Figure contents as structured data
☆ ☆ ☆ ☆ ☆ ☆ ☆

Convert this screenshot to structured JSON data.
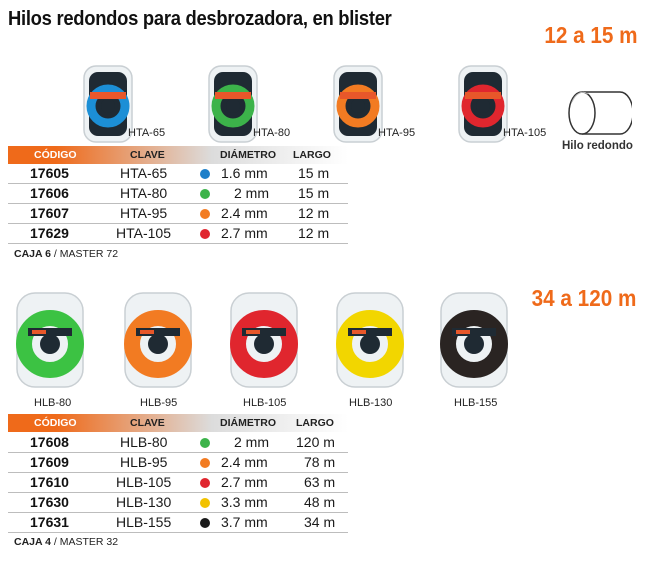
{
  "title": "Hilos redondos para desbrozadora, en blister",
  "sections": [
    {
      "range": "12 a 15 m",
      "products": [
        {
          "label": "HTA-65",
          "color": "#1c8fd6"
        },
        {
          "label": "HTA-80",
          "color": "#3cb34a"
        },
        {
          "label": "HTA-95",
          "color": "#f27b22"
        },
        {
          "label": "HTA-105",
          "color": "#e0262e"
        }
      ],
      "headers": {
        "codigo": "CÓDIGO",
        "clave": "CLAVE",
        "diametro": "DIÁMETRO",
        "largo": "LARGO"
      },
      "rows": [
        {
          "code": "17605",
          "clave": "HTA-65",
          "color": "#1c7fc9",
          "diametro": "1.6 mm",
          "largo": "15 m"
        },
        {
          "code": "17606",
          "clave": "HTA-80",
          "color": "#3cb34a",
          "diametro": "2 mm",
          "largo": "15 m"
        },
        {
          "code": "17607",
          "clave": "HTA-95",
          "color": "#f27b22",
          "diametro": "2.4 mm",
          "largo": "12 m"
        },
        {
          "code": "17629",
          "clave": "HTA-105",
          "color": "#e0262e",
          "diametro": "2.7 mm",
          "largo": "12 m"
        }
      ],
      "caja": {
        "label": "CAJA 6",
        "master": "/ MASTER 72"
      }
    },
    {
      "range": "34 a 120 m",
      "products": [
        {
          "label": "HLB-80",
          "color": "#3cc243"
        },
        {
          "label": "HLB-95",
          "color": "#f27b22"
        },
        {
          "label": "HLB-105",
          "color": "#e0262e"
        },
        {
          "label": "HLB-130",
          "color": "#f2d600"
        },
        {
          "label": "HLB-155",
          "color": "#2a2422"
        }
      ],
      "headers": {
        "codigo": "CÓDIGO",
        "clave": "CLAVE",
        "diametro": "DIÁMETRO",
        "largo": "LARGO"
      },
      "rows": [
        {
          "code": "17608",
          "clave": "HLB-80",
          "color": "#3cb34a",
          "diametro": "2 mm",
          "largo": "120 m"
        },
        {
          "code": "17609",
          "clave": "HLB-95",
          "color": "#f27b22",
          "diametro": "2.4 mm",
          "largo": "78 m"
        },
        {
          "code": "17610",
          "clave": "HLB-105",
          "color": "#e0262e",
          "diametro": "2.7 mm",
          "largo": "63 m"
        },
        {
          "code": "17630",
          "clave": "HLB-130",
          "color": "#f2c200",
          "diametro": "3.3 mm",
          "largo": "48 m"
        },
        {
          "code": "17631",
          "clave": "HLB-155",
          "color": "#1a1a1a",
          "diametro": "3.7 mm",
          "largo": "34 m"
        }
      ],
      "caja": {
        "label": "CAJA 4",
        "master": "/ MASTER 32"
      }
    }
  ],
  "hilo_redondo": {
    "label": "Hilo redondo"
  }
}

☆ ☆ ☆ ☆ ☆ ☆ ☆

Return the listing above word for word, with the pictures removed.

EXERCISE ANSWER
Convert this screenshot to structured JSON data.
{
  "title": "Hilos redondos para desbrozadora, en blister",
  "sections": [
    {
      "range": "12 a 15 m",
      "products": [
        {
          "label": "HTA-65",
          "color": "#1c8fd6"
        },
        {
          "label": "HTA-80",
          "color": "#3cb34a"
        },
        {
          "label": "HTA-95",
          "color": "#f27b22"
        },
        {
          "label": "HTA-105",
          "color": "#e0262e"
        }
      ],
      "headers": {
        "codigo": "CÓDIGO",
        "clave": "CLAVE",
        "diametro": "DIÁMETRO",
        "largo": "LARGO"
      },
      "rows": [
        {
          "code": "17605",
          "clave": "HTA-65",
          "color": "#1c7fc9",
          "diametro": "1.6 mm",
          "largo": "15 m"
        },
        {
          "code": "17606",
          "clave": "HTA-80",
          "color": "#3cb34a",
          "diametro": "2 mm",
          "largo": "15 m"
        },
        {
          "code": "17607",
          "clave": "HTA-95",
          "color": "#f27b22",
          "diametro": "2.4 mm",
          "largo": "12 m"
        },
        {
          "code": "17629",
          "clave": "HTA-105",
          "color": "#e0262e",
          "diametro": "2.7 mm",
          "largo": "12 m"
        }
      ],
      "caja": {
        "label": "CAJA 6",
        "master": "/ MASTER 72"
      }
    },
    {
      "range": "34 a 120 m",
      "products": [
        {
          "label": "HLB-80",
          "color": "#3cc243"
        },
        {
          "label": "HLB-95",
          "color": "#f27b22"
        },
        {
          "label": "HLB-105",
          "color": "#e0262e"
        },
        {
          "label": "HLB-130",
          "color": "#f2d600"
        },
        {
          "label": "HLB-155",
          "color": "#2a2422"
        }
      ],
      "headers": {
        "codigo": "CÓDIGO",
        "clave": "CLAVE",
        "diametro": "DIÁMETRO",
        "largo": "LARGO"
      },
      "rows": [
        {
          "code": "17608",
          "clave": "HLB-80",
          "color": "#3cb34a",
          "diametro": "2 mm",
          "largo": "120 m"
        },
        {
          "code": "17609",
          "clave": "HLB-95",
          "color": "#f27b22",
          "diametro": "2.4 mm",
          "largo": "78 m"
        },
        {
          "code": "17610",
          "clave": "HLB-105",
          "color": "#e0262e",
          "diametro": "2.7 mm",
          "largo": "63 m"
        },
        {
          "code": "17630",
          "clave": "HLB-130",
          "color": "#f2c200",
          "diametro": "3.3 mm",
          "largo": "48 m"
        },
        {
          "code": "17631",
          "clave": "HLB-155",
          "color": "#1a1a1a",
          "diametro": "3.7 mm",
          "largo": "34 m"
        }
      ],
      "caja": {
        "label": "CAJA 4",
        "master": "/ MASTER 32"
      }
    }
  ],
  "hilo_redondo": {
    "label": "Hilo redondo"
  }
}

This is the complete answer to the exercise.